◆ RECORDS TO USE ◆
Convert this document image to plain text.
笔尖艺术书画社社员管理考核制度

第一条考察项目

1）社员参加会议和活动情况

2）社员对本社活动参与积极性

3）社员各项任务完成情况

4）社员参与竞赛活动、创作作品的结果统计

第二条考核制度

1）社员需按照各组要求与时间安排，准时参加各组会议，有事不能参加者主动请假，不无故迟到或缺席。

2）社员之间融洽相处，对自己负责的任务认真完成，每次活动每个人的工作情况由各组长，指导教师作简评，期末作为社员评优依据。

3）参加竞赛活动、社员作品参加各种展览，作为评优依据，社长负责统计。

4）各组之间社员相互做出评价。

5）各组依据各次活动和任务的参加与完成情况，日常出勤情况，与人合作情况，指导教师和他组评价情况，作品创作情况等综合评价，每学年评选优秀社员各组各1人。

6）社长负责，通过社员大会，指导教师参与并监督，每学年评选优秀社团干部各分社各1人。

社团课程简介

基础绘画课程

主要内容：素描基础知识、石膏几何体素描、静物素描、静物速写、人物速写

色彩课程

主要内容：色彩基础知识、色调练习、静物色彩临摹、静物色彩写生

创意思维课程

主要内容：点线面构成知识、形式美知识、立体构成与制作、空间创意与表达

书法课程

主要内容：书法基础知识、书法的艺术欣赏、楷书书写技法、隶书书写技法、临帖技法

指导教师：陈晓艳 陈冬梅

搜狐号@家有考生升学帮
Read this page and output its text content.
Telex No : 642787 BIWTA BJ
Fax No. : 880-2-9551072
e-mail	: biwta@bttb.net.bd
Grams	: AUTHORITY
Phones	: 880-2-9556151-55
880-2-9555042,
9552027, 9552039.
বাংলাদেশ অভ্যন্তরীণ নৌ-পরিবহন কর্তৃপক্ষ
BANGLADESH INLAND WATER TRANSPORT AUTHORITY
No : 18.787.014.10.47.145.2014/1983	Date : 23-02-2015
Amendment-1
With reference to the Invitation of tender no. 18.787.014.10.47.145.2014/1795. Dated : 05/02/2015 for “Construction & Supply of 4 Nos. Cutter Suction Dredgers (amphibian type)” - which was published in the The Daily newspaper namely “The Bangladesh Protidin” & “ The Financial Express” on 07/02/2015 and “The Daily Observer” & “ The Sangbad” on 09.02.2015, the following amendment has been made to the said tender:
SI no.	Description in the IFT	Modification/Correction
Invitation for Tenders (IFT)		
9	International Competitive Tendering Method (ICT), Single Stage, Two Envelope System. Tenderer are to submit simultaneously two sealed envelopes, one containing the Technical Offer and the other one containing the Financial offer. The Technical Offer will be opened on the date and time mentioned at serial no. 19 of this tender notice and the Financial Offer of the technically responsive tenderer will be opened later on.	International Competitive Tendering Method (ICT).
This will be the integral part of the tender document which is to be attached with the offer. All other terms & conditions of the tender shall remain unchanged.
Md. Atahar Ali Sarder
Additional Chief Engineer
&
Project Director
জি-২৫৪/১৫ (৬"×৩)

◆ WHAT YOU HAVE TO DO ◆
Exactly as written, please output every entry.

◆ COMPLETE OUTPUT ◆
Convert this document image to plain text.
笔尖艺术书画社社员管理考核制度

第一条考察项目

1）社员参加会议和活动情况

2）社员对本社活动参与积极性

3）社员各项任务完成情况

4）社员参与竞赛活动、创作作品的结果统计

第二条考核制度

1）社员需按照各组要求与时间安排，准时参加各组会议，有事不能参加者主动请假，不无故迟到或缺席。

2）社员之间融洽相处，对自己负责的任务认真完成，每次活动每个人的工作情况由各组长，指导教师作简评，期末作为社员评优依据。

3）参加竞赛活动、社员作品参加各种展览，作为评优依据，社长负责统计。

4）各组之间社员相互做出评价。

5）各组依据各次活动和任务的参加与完成情况，日常出勤情况，与人合作情况，指导教师和他组评价情况，作品创作情况等综合评价，每学年评选优秀社员各组各1人。

6）社长负责，通过社员大会，指导教师参与并监督，每学年评选优秀社团干部各分社各1人。

社团课程简介

基础绘画课程

主要内容：素描基础知识、石膏几何体素描、静物素描、静物速写、人物速写

色彩课程

主要内容：色彩基础知识、色调练习、静物色彩临摹、静物色彩写生

创意思维课程

主要内容：点线面构成知识、形式美知识、立体构成与制作、空间创意与表达

书法课程

主要内容：书法基础知识、书法的艺术欣赏、楷书书写技法、隶书书写技法、临帖技法

指导教师：陈晓艳 陈冬梅

搜狐号@家有考生升学帮
Read this page and output its text content.
Telex No : 642787 BIWTA BJ
Fax No. : 880-2-9551072
e-mail	: biwta@bttb.net.bd
Grams	: AUTHORITY
Phones	: 880-2-9556151-55
880-2-9555042,
9552027, 9552039.
বাংলাদেশ অভ্যন্তরীণ নৌ-পরিবহন কর্তৃপক্ষ
BANGLADESH INLAND WATER TRANSPORT AUTHORITY
No : 18.787.014.10.47.145.2014/1983	Date : 23-02-2015
Amendment-1
With reference to the Invitation of tender no. 18.787.014.10.47.145.2014/1795. Dated : 05/02/2015 for “Construction & Supply of 4 Nos. Cutter Suction Dredgers (amphibian type)” - which was published in the The Daily newspaper namely “The Bangladesh Protidin” & “ The Financial Express” on 07/02/2015 and “The Daily Observer” & “ The Sangbad” on 09.02.2015, the following amendment has been made to the said tender:
SI no.	Description in the IFT	Modification/Correction
Invitation for Tenders (IFT)		
9	International Competitive Tendering Method (ICT), Single Stage, Two Envelope System. Tenderer are to submit simultaneously two sealed envelopes, one containing the Technical Offer and the other one containing the Financial offer. The Technical Offer will be opened on the date and time mentioned at serial no. 19 of this tender notice and the Financial Offer of the technically responsive tenderer will be opened later on.	International Competitive Tendering Method (ICT).
This will be the integral part of the tender document which is to be attached with the offer. All other terms & conditions of the tender shall remain unchanged.
Md. Atahar Ali Sarder
Additional Chief Engineer
&
Project Director
জি-২৫৪/১৫ (৬"×৩)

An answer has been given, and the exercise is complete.